**What the task requires**: Take every line where the string "icon" appears and copy it.

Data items
* * *

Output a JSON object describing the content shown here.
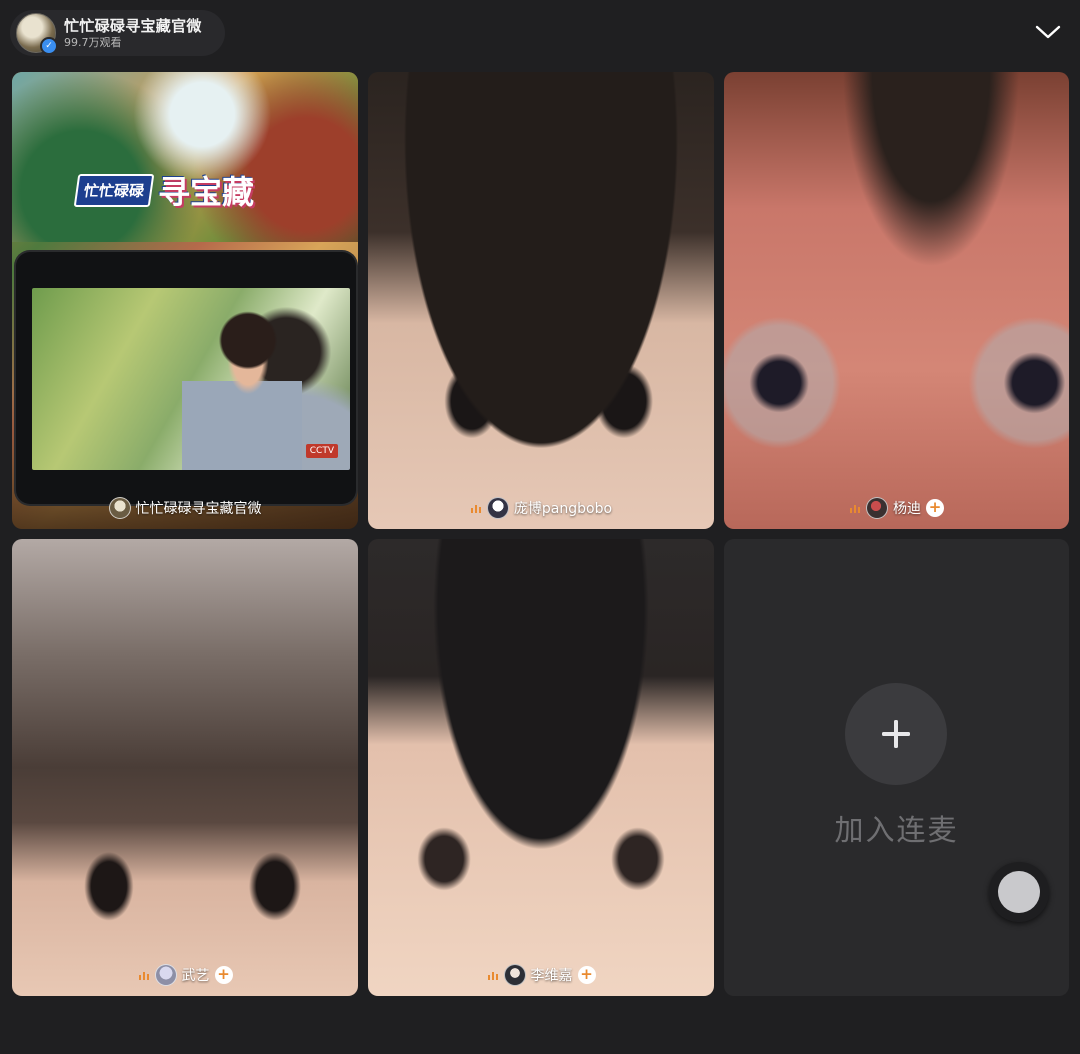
{
  "header": {
    "host_name": "忙忙碌碌寻宝藏官微",
    "viewers": "99.7万观看",
    "collapse_icon": "chevron-down-icon"
  },
  "host_tile": {
    "show_logo_chip": "忙忙碌碌",
    "show_logo_main": "寻宝藏",
    "tv_badge": "CCTV",
    "label": "忙忙碌碌寻宝藏官微"
  },
  "guests": [
    {
      "name": "庞博pangbobo",
      "follow": false
    },
    {
      "name": "杨迪",
      "follow": true
    },
    {
      "name": "武艺",
      "follow": true
    },
    {
      "name": "李维嘉",
      "follow": true
    }
  ],
  "join_slot": {
    "icon": "plus-icon",
    "label": "加入连麦"
  },
  "colors": {
    "background": "#1f1f21",
    "live_accent": "#e98a2f",
    "verified": "#3a8ef0"
  }
}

* * *

**Correct response**:
    "collapse_icon": "chevron-down-icon"
    "icon": "plus-icon",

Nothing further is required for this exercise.